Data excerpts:
###

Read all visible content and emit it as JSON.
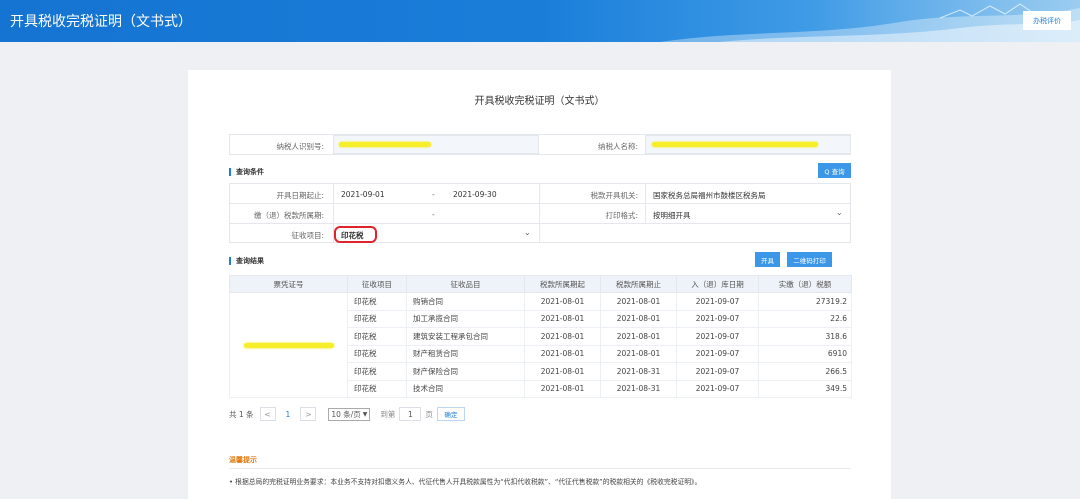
{
  "header": {
    "app_title": "开具税收完税证明（文书式）",
    "eval_button": "办税评价"
  },
  "page_title": "开具税收完税证明（文书式）",
  "taxpayer": {
    "id_label": "纳税人识别号:",
    "name_label": "纳税人名称:"
  },
  "query": {
    "section_title": "查询条件",
    "search_button": "Q 查询",
    "date_label": "开具日期起止:",
    "date_from": "2021-09-01",
    "date_sep": "-",
    "date_to": "2021-09-30",
    "issuer_label": "税款开具机关:",
    "issuer_value": "国家税务总局福州市鼓楼区税务局",
    "period_label": "缴（退）税款所属期:",
    "period_sep": "-",
    "print_label": "打印格式:",
    "print_value": "按明细开具",
    "item_label": "征收项目:",
    "item_value": "印花税"
  },
  "results": {
    "section_title": "查询结果",
    "open_button": "开具",
    "qr_button": "二维码打印",
    "columns": [
      "票凭证号",
      "征收项目",
      "征收品目",
      "税款所属期起",
      "税款所属期止",
      "入（退）库日期",
      "实缴（退）税额"
    ],
    "rows": [
      {
        "item": "印花税",
        "subitem": "购销合同",
        "from": "2021-08-01",
        "to": "2021-08-01",
        "date": "2021-09-07",
        "amount": "27319.2"
      },
      {
        "item": "印花税",
        "subitem": "加工承揽合同",
        "from": "2021-08-01",
        "to": "2021-08-01",
        "date": "2021-09-07",
        "amount": "22.6"
      },
      {
        "item": "印花税",
        "subitem": "建筑安装工程承包合同",
        "from": "2021-08-01",
        "to": "2021-08-01",
        "date": "2021-09-07",
        "amount": "318.6"
      },
      {
        "item": "印花税",
        "subitem": "财产租赁合同",
        "from": "2021-08-01",
        "to": "2021-08-01",
        "date": "2021-09-07",
        "amount": "6910"
      },
      {
        "item": "印花税",
        "subitem": "财产保险合同",
        "from": "2021-08-01",
        "to": "2021-08-31",
        "date": "2021-09-07",
        "amount": "266.5"
      },
      {
        "item": "印花税",
        "subitem": "技术合同",
        "from": "2021-08-01",
        "to": "2021-08-31",
        "date": "2021-09-07",
        "amount": "349.5"
      }
    ]
  },
  "pager": {
    "total": "共 1 条",
    "prev": "<",
    "current": "1",
    "next": ">",
    "page_size": "10 条/页",
    "goto_label": "到第",
    "goto_value": "1",
    "page_unit": "页",
    "ok": "确定"
  },
  "tips": {
    "title": "温馨提示",
    "text": "• 根据总局的完税证明业务要求：本业务不支持对扣缴义务人、代征代售人开具税款属性为“代扣代收税款”、“代征代售税款”的税款相关的《税收完税证明》。"
  },
  "colors": {
    "accent": "#1a7ed9",
    "highlight": "#f7ee2a",
    "circle": "#e0242b",
    "tips_title": "#e07a10"
  }
}
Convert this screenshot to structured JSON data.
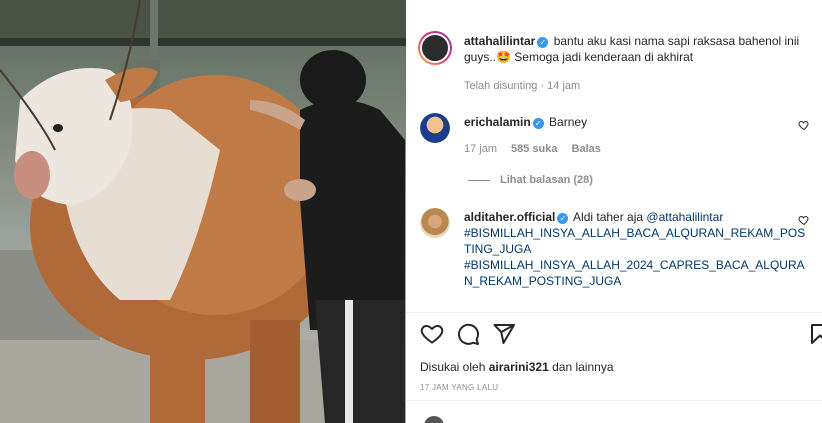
{
  "post": {
    "author": "attahalilintar",
    "caption": "bantu aku kasi nama sapi raksasa bahenol inii guys..🤩 Semoga jadi kenderaan di akhirat",
    "edited_label": "Telah disunting",
    "time": "14 jam"
  },
  "comments": [
    {
      "user": "erichalamin",
      "text": "Barney",
      "time": "17 jam",
      "likes": "585 suka",
      "reply": "Balas",
      "view_replies": "Lihat balasan (28)"
    },
    {
      "user": "alditaher.official",
      "text_prefix": "Aldi taher aja",
      "mention": "@attahalilintar",
      "hashtag1": "#BISMILLAH_INSYA_ALLAH_BACA_ALQURAN_REKAM_POSTING_JUGA",
      "hashtag2": "#BISMILLAH_INSYA_ALLAH_2024_CAPRES_BACA_ALQURAN_REKAM_POSTING_JUGA"
    }
  ],
  "footer": {
    "liked_by_prefix": "Disukai oleh",
    "liked_by_user": "airarini321",
    "liked_by_suffix": "dan lainnya",
    "time_ago": "17 JAM YANG LALU"
  },
  "icons": {
    "like": "heart-icon",
    "comment": "comment-icon",
    "share": "send-icon",
    "save": "bookmark-icon",
    "verified": "verified-badge-icon"
  },
  "colors": {
    "verified": "#3897f0",
    "link": "#00376b",
    "muted": "#8e8e8e"
  }
}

###

TASK DETAILS – Copy every line from the entries that contains the word "amount".

SOLUTION –
        "amount": "27319.2"
        "amount": "22.6"
        "amount": "318.6"
        "amount": "6910"
        "amount": "266.5"
        "amount": "349.5"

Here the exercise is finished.